— BEGIN Material shown —

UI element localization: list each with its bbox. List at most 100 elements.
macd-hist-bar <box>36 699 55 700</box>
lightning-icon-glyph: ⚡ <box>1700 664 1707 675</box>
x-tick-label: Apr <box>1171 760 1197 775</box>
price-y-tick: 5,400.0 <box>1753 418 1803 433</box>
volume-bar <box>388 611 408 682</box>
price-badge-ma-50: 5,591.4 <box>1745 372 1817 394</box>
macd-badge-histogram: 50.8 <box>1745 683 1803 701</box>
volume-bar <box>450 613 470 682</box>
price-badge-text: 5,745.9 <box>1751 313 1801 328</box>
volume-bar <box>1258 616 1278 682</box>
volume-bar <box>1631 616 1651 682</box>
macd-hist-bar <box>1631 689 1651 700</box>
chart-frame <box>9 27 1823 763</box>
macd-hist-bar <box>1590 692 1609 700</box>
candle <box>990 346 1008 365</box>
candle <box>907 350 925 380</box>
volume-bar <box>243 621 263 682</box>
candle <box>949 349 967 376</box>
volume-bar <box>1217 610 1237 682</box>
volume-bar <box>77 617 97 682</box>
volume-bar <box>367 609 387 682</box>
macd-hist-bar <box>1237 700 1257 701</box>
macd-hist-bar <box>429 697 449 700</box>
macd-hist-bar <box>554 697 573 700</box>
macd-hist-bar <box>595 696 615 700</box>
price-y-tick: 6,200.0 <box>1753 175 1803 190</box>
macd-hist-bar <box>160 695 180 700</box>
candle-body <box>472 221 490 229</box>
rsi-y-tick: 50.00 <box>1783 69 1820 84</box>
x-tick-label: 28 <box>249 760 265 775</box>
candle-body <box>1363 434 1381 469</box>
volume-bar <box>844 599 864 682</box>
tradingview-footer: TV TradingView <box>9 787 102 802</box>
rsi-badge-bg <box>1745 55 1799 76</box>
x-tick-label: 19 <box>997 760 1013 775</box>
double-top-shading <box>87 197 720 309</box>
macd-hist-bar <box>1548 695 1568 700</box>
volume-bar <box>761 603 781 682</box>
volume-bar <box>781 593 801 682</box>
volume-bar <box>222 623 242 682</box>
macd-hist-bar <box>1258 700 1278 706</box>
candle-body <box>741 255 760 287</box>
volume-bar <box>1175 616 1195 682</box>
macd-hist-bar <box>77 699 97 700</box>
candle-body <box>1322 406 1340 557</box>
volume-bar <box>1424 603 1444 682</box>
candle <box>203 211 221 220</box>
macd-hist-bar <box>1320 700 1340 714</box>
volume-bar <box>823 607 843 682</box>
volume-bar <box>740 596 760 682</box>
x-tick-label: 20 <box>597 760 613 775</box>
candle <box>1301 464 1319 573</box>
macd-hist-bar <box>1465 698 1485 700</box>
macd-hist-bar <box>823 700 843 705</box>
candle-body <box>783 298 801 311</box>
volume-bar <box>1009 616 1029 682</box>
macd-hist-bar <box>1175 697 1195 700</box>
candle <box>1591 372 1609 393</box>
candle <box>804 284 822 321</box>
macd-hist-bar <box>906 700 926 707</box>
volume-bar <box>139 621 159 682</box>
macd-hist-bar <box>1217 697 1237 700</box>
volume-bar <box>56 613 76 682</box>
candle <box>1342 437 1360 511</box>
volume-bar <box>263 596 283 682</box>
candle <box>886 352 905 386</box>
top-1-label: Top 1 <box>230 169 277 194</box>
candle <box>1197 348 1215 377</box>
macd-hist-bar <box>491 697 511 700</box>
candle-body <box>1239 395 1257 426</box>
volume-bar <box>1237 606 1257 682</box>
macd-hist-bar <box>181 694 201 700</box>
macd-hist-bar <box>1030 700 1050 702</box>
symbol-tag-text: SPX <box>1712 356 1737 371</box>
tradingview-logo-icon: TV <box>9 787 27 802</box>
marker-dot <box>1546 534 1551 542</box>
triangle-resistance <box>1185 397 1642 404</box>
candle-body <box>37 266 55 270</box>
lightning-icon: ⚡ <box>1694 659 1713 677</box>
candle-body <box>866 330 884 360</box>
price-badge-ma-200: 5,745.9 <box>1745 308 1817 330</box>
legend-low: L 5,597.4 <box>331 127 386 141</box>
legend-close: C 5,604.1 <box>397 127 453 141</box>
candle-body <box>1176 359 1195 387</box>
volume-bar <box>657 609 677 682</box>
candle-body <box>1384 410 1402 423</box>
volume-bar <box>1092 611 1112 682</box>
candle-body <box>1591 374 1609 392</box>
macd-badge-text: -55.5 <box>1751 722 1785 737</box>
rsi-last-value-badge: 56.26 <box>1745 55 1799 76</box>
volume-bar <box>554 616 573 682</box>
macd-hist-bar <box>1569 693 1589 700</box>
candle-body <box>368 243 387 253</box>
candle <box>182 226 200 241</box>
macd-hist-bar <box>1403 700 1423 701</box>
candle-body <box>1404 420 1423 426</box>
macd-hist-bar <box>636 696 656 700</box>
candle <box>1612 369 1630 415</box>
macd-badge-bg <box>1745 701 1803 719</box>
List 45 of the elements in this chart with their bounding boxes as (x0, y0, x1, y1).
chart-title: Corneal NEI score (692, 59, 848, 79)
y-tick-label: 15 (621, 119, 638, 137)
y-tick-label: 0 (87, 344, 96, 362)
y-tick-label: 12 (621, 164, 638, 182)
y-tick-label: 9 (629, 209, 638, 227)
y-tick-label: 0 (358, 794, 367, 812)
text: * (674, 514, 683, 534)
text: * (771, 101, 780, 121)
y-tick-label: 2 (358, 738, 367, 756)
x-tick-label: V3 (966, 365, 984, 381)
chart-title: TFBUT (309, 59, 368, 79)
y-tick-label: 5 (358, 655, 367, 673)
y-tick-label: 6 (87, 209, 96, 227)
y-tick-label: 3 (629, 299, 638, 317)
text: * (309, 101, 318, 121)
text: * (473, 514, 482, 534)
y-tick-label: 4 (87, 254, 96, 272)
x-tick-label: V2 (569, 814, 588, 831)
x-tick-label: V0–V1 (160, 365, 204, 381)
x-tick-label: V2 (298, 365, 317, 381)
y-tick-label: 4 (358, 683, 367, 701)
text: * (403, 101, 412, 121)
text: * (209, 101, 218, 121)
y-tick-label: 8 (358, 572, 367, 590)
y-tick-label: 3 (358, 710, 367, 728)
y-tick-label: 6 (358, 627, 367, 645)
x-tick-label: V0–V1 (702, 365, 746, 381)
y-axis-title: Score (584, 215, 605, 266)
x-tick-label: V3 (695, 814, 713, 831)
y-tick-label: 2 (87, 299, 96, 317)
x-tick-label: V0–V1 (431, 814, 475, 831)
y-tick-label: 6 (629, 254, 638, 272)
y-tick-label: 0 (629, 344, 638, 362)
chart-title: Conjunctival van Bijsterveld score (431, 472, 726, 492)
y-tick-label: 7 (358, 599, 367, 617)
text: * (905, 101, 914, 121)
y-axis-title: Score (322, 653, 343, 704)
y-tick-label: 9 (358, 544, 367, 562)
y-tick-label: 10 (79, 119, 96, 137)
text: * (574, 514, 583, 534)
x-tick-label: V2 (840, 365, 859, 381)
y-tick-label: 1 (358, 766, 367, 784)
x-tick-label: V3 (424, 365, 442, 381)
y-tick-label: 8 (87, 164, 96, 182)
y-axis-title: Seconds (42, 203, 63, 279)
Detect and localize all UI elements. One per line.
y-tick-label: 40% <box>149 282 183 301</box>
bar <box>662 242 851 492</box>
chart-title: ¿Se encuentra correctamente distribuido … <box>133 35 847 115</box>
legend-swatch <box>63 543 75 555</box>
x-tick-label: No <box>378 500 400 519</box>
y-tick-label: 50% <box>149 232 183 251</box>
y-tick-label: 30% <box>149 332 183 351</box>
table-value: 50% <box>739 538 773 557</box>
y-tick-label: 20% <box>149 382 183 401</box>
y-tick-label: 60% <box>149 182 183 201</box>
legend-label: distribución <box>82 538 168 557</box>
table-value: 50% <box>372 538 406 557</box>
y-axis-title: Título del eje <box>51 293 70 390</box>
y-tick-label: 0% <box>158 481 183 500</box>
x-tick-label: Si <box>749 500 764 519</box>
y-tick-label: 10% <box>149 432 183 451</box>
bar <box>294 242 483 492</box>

— END Material shown —

*Written exercise*: Format the material above as a numbered list with any blank lines removed, starting at the very first line and ending at the line that contains "rsi-y-tick: 50.00 <box>1783 69 1820 84</box>".

*Expected answer*:
1. UI element localization: list each with its bbox. List at most 100 elements.
2. macd-hist-bar <box>36 699 55 700</box>
3. lightning-icon-glyph: ⚡ <box>1700 664 1707 675</box>
4. x-tick-label: Apr <box>1171 760 1197 775</box>
5. price-y-tick: 5,400.0 <box>1753 418 1803 433</box>
6. volume-bar <box>388 611 408 682</box>
7. price-badge-ma-50: 5,591.4 <box>1745 372 1817 394</box>
8. macd-badge-histogram: 50.8 <box>1745 683 1803 701</box>
9. volume-bar <box>450 613 470 682</box>
10. price-badge-text: 5,745.9 <box>1751 313 1801 328</box>
11. volume-bar <box>1258 616 1278 682</box>
12. volume-bar <box>1631 616 1651 682</box>
13. macd-hist-bar <box>1631 689 1651 700</box>
14. chart-frame <box>9 27 1823 763</box>
15. macd-hist-bar <box>1590 692 1609 700</box>
16. candle <box>990 346 1008 365</box>
17. candle <box>907 350 925 380</box>
18. volume-bar <box>243 621 263 682</box>
19. candle <box>949 349 967 376</box>
20. volume-bar <box>1217 610 1237 682</box>
21. volume-bar <box>77 617 97 682</box>
22. volume-bar <box>367 609 387 682</box>
23. macd-hist-bar <box>1237 700 1257 701</box>
24. macd-hist-bar <box>429 697 449 700</box>
25. macd-hist-bar <box>554 697 573 700</box>
26. macd-hist-bar <box>595 696 615 700</box>
27. price-y-tick: 6,200.0 <box>1753 175 1803 190</box>
28. macd-hist-bar <box>160 695 180 700</box>
29. candle-body <box>472 221 490 229</box>
30. rsi-y-tick: 50.00 <box>1783 69 1820 84</box>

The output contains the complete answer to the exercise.